> What to work on
Write out each entry, exactly the way it appears.

> Data to process
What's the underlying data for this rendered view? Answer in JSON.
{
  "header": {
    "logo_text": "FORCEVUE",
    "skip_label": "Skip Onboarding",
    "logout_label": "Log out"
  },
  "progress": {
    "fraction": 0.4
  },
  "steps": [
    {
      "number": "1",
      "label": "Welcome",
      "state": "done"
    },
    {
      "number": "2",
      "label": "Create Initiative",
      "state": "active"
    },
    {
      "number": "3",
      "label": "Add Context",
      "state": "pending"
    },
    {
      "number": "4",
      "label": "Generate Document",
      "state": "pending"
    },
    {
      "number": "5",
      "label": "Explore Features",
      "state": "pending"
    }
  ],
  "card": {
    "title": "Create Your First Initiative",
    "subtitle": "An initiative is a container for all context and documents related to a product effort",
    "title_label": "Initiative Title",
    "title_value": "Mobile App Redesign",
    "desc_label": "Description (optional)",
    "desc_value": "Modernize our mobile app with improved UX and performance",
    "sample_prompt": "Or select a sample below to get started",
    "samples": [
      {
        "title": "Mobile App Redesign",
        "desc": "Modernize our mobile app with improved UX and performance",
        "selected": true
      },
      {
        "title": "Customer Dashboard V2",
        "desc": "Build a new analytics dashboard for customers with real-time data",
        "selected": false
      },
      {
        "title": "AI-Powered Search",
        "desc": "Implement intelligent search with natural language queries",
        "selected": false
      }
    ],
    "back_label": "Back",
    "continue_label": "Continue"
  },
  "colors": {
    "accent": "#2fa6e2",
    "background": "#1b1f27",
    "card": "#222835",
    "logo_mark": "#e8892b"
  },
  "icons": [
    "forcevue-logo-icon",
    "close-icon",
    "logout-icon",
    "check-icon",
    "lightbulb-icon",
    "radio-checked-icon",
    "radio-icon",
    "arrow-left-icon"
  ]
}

> The answer
What's the underlying data for this rendered view? Answer in JSON.
{
  "header": {
    "logo_text": "FORCEVUE",
    "skip_label": "Skip Onboarding",
    "logout_label": "Log out"
  },
  "progress": {
    "fraction": 0.4
  },
  "steps": [
    {
      "number": "1",
      "label": "Welcome",
      "state": "done"
    },
    {
      "number": "2",
      "label": "Create Initiative",
      "state": "active"
    },
    {
      "number": "3",
      "label": "Add Context",
      "state": "pending"
    },
    {
      "number": "4",
      "label": "Generate Document",
      "state": "pending"
    },
    {
      "number": "5",
      "label": "Explore Features",
      "state": "pending"
    }
  ],
  "card": {
    "title": "Create Your First Initiative",
    "subtitle": "An initiative is a container for all context and documents related to a product effort",
    "title_label": "Initiative Title",
    "title_value": "Mobile App Redesign",
    "desc_label": "Description (optional)",
    "desc_value": "Modernize our mobile app with improved UX and performance",
    "sample_prompt": "Or select a sample below to get started",
    "samples": [
      {
        "title": "Mobile App Redesign",
        "desc": "Modernize our mobile app with improved UX and performance",
        "selected": true
      },
      {
        "title": "Customer Dashboard V2",
        "desc": "Build a new analytics dashboard for customers with real-time data",
        "selected": false
      },
      {
        "title": "AI-Powered Search",
        "desc": "Implement intelligent search with natural language queries",
        "selected": false
      }
    ],
    "back_label": "Back",
    "continue_label": "Continue"
  },
  "colors": {
    "accent": "#2fa6e2",
    "background": "#1b1f27",
    "card": "#222835",
    "logo_mark": "#e8892b"
  },
  "icons": [
    "forcevue-logo-icon",
    "close-icon",
    "logout-icon",
    "check-icon",
    "lightbulb-icon",
    "radio-checked-icon",
    "radio-icon",
    "arrow-left-icon"
  ]
}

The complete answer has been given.